Stored data:
>> Start

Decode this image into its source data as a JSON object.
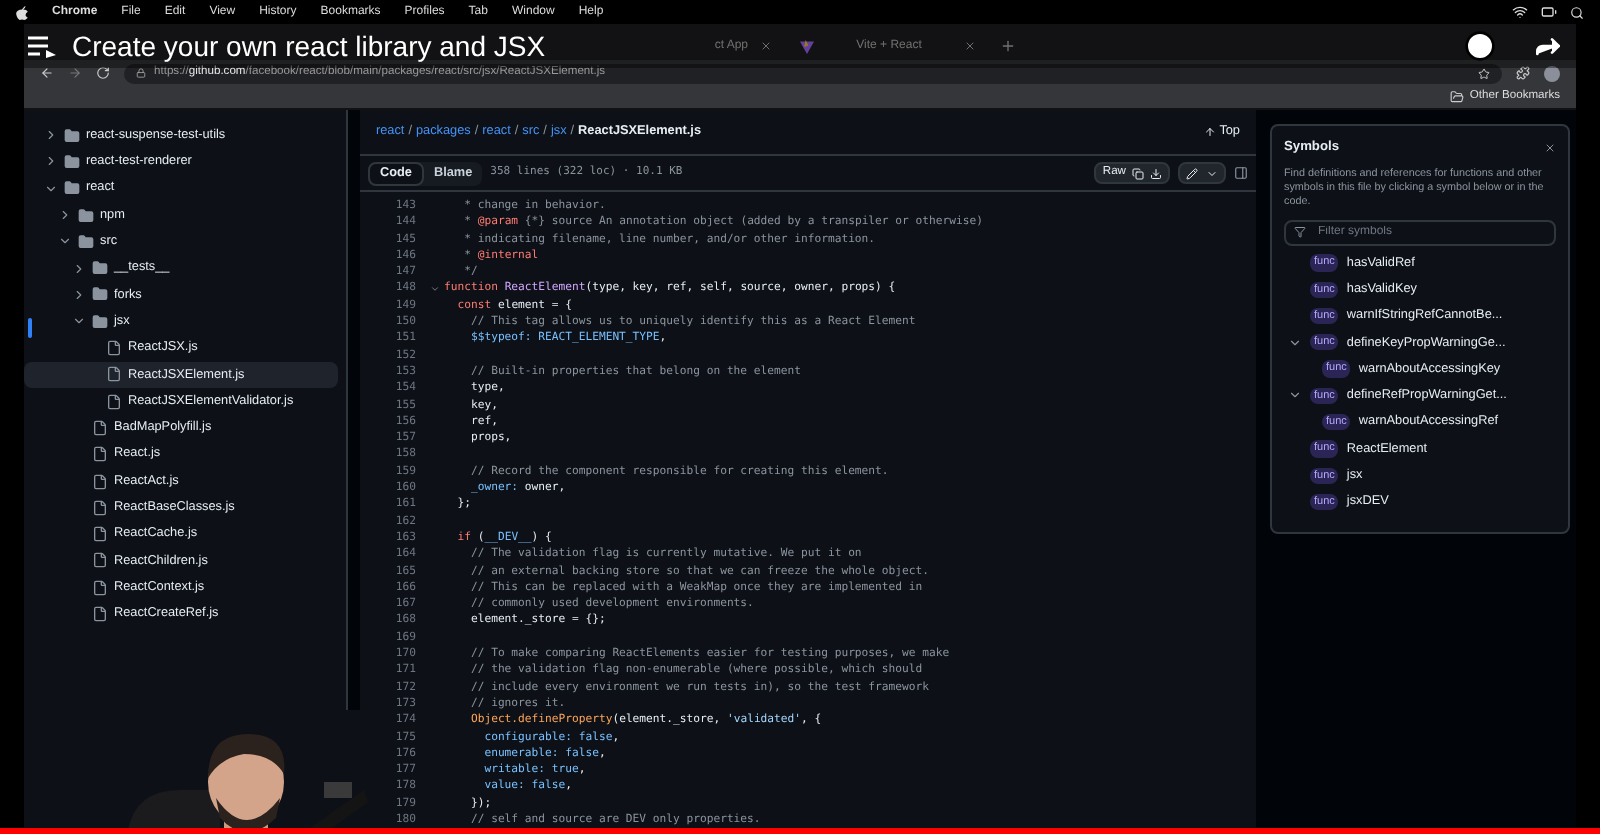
{
  "menu_bar": {
    "items": [
      "Chrome",
      "File",
      "Edit",
      "View",
      "History",
      "Bookmarks",
      "Profiles",
      "Tab",
      "Window",
      "Help"
    ]
  },
  "video_overlay": {
    "title": "Create your own react library and JSX",
    "progress": {
      "level": 1
    }
  },
  "tabs": [
    {
      "label": "ct App",
      "selected": false
    },
    {
      "label": "Vite + React",
      "selected": false
    }
  ],
  "address_bar": {
    "scheme": "https://",
    "host": "github.com",
    "path": "/facebook/react/blob/main/packages/react/src/jsx/ReactJSXElement.js"
  },
  "bookmarks_bar": {
    "items": [
      "Other Bookmarks"
    ]
  },
  "file_tree": [
    {
      "label": "react-suspense-test-utils",
      "kind": "folder",
      "expanded": false,
      "selected": false
    },
    {
      "label": "react-test-renderer",
      "kind": "folder",
      "expanded": false,
      "selected": false
    },
    {
      "label": "react",
      "kind": "folder",
      "expanded": true,
      "selected": false,
      "children": [
        {
          "label": "npm",
          "kind": "folder",
          "expanded": false,
          "selected": false
        },
        {
          "label": "src",
          "kind": "folder",
          "expanded": true,
          "selected": false,
          "children": [
            {
              "label": "__tests__",
              "kind": "folder",
              "expanded": false,
              "selected": false
            },
            {
              "label": "forks",
              "kind": "folder",
              "expanded": false,
              "selected": false
            },
            {
              "label": "jsx",
              "kind": "folder",
              "expanded": true,
              "selected": false,
              "children": [
                {
                  "label": "ReactJSX.js",
                  "kind": "file",
                  "selected": false
                },
                {
                  "label": "ReactJSXElement.js",
                  "kind": "file",
                  "selected": true
                },
                {
                  "label": "ReactJSXElementValidator.js",
                  "kind": "file",
                  "selected": false
                }
              ]
            },
            {
              "label": "BadMapPolyfill.js",
              "kind": "file",
              "selected": false
            },
            {
              "label": "React.js",
              "kind": "file",
              "selected": false
            },
            {
              "label": "ReactAct.js",
              "kind": "file",
              "selected": false
            },
            {
              "label": "ReactBaseClasses.js",
              "kind": "file",
              "selected": false
            },
            {
              "label": "ReactCache.js",
              "kind": "file",
              "selected": false
            },
            {
              "label": "ReactChildren.js",
              "kind": "file",
              "selected": false
            },
            {
              "label": "ReactContext.js",
              "kind": "file",
              "selected": false
            },
            {
              "label": "ReactCreateRef.js",
              "kind": "file",
              "selected": false
            }
          ]
        }
      ]
    }
  ],
  "breadcrumb": {
    "separator": "/",
    "links": [
      "react",
      "packages",
      "react",
      "src",
      "jsx"
    ],
    "current": "ReactJSXElement.js",
    "top_link": "Top"
  },
  "view_tabs": [
    {
      "label": "Code",
      "selected": true
    },
    {
      "label": "Blame",
      "selected": false
    }
  ],
  "file_info": "358 lines (322 loc) · 10.1 KB",
  "raw_button": "Raw",
  "code_lines": [
    {
      "num": "143",
      "kind": "comment",
      "text": "   * change in behavior."
    },
    {
      "num": "144",
      "tokens": [
        {
          "kind": "comment",
          "text": "   * "
        },
        {
          "kind": "tag",
          "text": "@param"
        },
        {
          "kind": "comment",
          "text": " {*} source An annotation object (added by a transpiler or otherwise)"
        }
      ]
    },
    {
      "num": "145",
      "kind": "comment",
      "text": "   * indicating filename, line number, and/or other information."
    },
    {
      "num": "146",
      "tokens": [
        {
          "kind": "comment",
          "text": "   * "
        },
        {
          "kind": "tag",
          "text": "@internal"
        }
      ]
    },
    {
      "num": "147",
      "kind": "comment",
      "text": "   */"
    },
    {
      "num": "148",
      "expanded": true,
      "tokens": [
        {
          "kind": "keyword",
          "text": "function "
        },
        {
          "kind": "function",
          "text": "ReactElement"
        },
        {
          "kind": "plain",
          "text": "(type, key, ref, self, source, owner, props) {"
        }
      ]
    },
    {
      "num": "149",
      "tokens": [
        {
          "kind": "keyword",
          "text": "  const "
        },
        {
          "kind": "plain",
          "text": "element = {"
        }
      ]
    },
    {
      "num": "150",
      "kind": "comment",
      "text": "    // This tag allows us to uniquely identify this as a React Element"
    },
    {
      "num": "151",
      "tokens": [
        {
          "kind": "constant",
          "text": "    $$typeof: REACT_ELEMENT_TYPE"
        },
        {
          "kind": "plain",
          "text": ","
        }
      ]
    },
    {
      "num": "152"
    },
    {
      "num": "153",
      "kind": "comment",
      "text": "    // Built-in properties that belong on the element"
    },
    {
      "num": "154",
      "kind": "plain",
      "text": "    type,"
    },
    {
      "num": "155",
      "kind": "plain",
      "text": "    key,"
    },
    {
      "num": "156",
      "kind": "plain",
      "text": "    ref,"
    },
    {
      "num": "157",
      "kind": "plain",
      "text": "    props,"
    },
    {
      "num": "158"
    },
    {
      "num": "159",
      "kind": "comment",
      "text": "    // Record the component responsible for creating this element."
    },
    {
      "num": "160",
      "tokens": [
        {
          "kind": "constant",
          "text": "    _owner:"
        },
        {
          "kind": "plain",
          "text": " owner,"
        }
      ]
    },
    {
      "num": "161",
      "kind": "plain",
      "text": "  };"
    },
    {
      "num": "162"
    },
    {
      "num": "163",
      "tokens": [
        {
          "kind": "keyword",
          "text": "  if "
        },
        {
          "kind": "plain",
          "text": "("
        },
        {
          "kind": "constant",
          "text": "__DEV__"
        },
        {
          "kind": "plain",
          "text": ") {"
        }
      ]
    },
    {
      "num": "164",
      "kind": "comment",
      "text": "    // The validation flag is currently mutative. We put it on"
    },
    {
      "num": "165",
      "kind": "comment",
      "text": "    // an external backing store so that we can freeze the whole object."
    },
    {
      "num": "166",
      "kind": "comment",
      "text": "    // This can be replaced with a WeakMap once they are implemented in"
    },
    {
      "num": "167",
      "kind": "comment",
      "text": "    // commonly used development environments."
    },
    {
      "num": "168",
      "kind": "plain",
      "text": "    element._store = {};"
    },
    {
      "num": "169"
    },
    {
      "num": "170",
      "kind": "comment",
      "text": "    // To make comparing ReactElements easier for testing purposes, we make"
    },
    {
      "num": "171",
      "kind": "comment",
      "text": "    // the validation flag non-enumerable (where possible, which should"
    },
    {
      "num": "172",
      "kind": "comment",
      "text": "    // include every environment we run tests in), so the test framework"
    },
    {
      "num": "173",
      "kind": "comment",
      "text": "    // ignores it."
    },
    {
      "num": "174",
      "tokens": [
        {
          "kind": "object",
          "text": "    Object.defineProperty"
        },
        {
          "kind": "plain",
          "text": "(element._store, "
        },
        {
          "kind": "string",
          "text": "'validated'"
        },
        {
          "kind": "plain",
          "text": ", {"
        }
      ]
    },
    {
      "num": "175",
      "tokens": [
        {
          "kind": "constant",
          "text": "      configurable: false"
        },
        {
          "kind": "plain",
          "text": ","
        }
      ]
    },
    {
      "num": "176",
      "tokens": [
        {
          "kind": "constant",
          "text": "      enumerable: false"
        },
        {
          "kind": "plain",
          "text": ","
        }
      ]
    },
    {
      "num": "177",
      "tokens": [
        {
          "kind": "constant",
          "text": "      writable: true"
        },
        {
          "kind": "plain",
          "text": ","
        }
      ]
    },
    {
      "num": "178",
      "tokens": [
        {
          "kind": "constant",
          "text": "      value: false"
        },
        {
          "kind": "plain",
          "text": ","
        }
      ]
    },
    {
      "num": "179",
      "kind": "plain",
      "text": "    });"
    },
    {
      "num": "180",
      "kind": "comment",
      "text": "    // self and source are DEV only properties."
    }
  ],
  "symbols": {
    "title": "Symbols",
    "description": "Find definitions and references for functions and other symbols in this file by clicking a symbol below or in the code.",
    "filter": {
      "placeholder": "Filter symbols"
    },
    "items": [
      {
        "badge": "func",
        "name": "hasValidRef"
      },
      {
        "badge": "func",
        "name": "hasValidKey"
      },
      {
        "badge": "func",
        "name": "warnIfStringRefCannotBe..."
      },
      {
        "badge": "func",
        "name": "defineKeyPropWarningGe...",
        "expanded": true,
        "children": [
          {
            "badge": "func",
            "name": "warnAboutAccessingKey"
          }
        ]
      },
      {
        "badge": "func",
        "name": "defineRefPropWarningGet...",
        "expanded": true,
        "children": [
          {
            "badge": "func",
            "name": "warnAboutAccessingRef"
          }
        ]
      },
      {
        "badge": "func",
        "name": "ReactElement"
      },
      {
        "badge": "func",
        "name": "jsx"
      },
      {
        "badge": "func",
        "name": "jsxDEV"
      }
    ]
  }
}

>> End

WHAT NEEDS TO BE DONE:
Within the records, how many lines include "enumerable"? The answer is the number and nothing else.

RESULT FOR THIS TASK:
2